● **Listed records**:
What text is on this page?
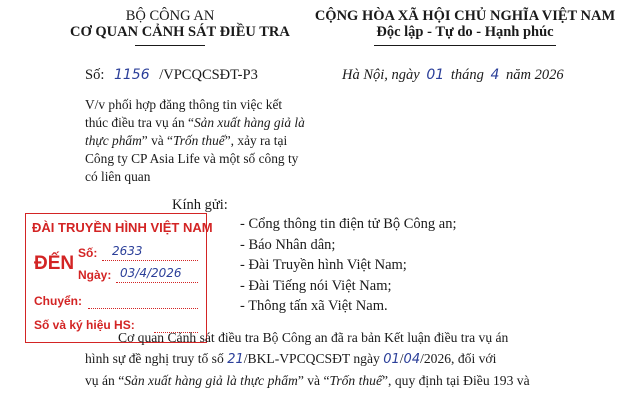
BỘ CÔNG AN
CƠ QUAN CẢNH SÁT ĐIỀU TRA
Số: 1156 /VPCQCSĐT-P3
CỘNG HÒA XÃ HỘI CHỦ NGHĨA VIỆT NAM
Độc lập - Tự do - Hạnh phúc
Hà Nội, ngày 01 tháng 4 năm 2026
V/v phối hợp đăng thông tin việc kết
thúc điều tra vụ án “Sản xuất hàng giả là
thực phẩm” và “Trốn thuế”, xảy ra tại
Công ty CP Asia Life và một số công ty
có liên quan
Kính gửi:
- Cổng thông tin điện tử Bộ Công an;
- Báo Nhân dân;
- Đài Truyền hình Việt Nam;
- Đài Tiếng nói Việt Nam;
- Thông tấn xã Việt Nam.
ĐÀI TRUYỀN HÌNH VIỆT NAM
ĐẾN Số: 2633
Ngày: 03/4/2026
Chuyển:
Số và ký hiệu HS:
Cơ quan Cảnh sát điều tra Bộ Công an đã ra bản Kết luận điều tra vụ án
hình sự đề nghị truy tố số 21/BKL-VPCQCSĐT ngày 01/04/2026, đối với
vụ án “Sản xuất hàng giả là thực phẩm” và “Trốn thuế”, quy định tại Điều 193 và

● **Description of the task**: All lines in the data that contain the word "thuế" should be copied.

● **Exercise output**:
thực phẩm” và “Trốn thuế”, xảy ra tại
vụ án “Sản xuất hàng giả là thực phẩm” và “Trốn thuế”, quy định tại Điều 193 và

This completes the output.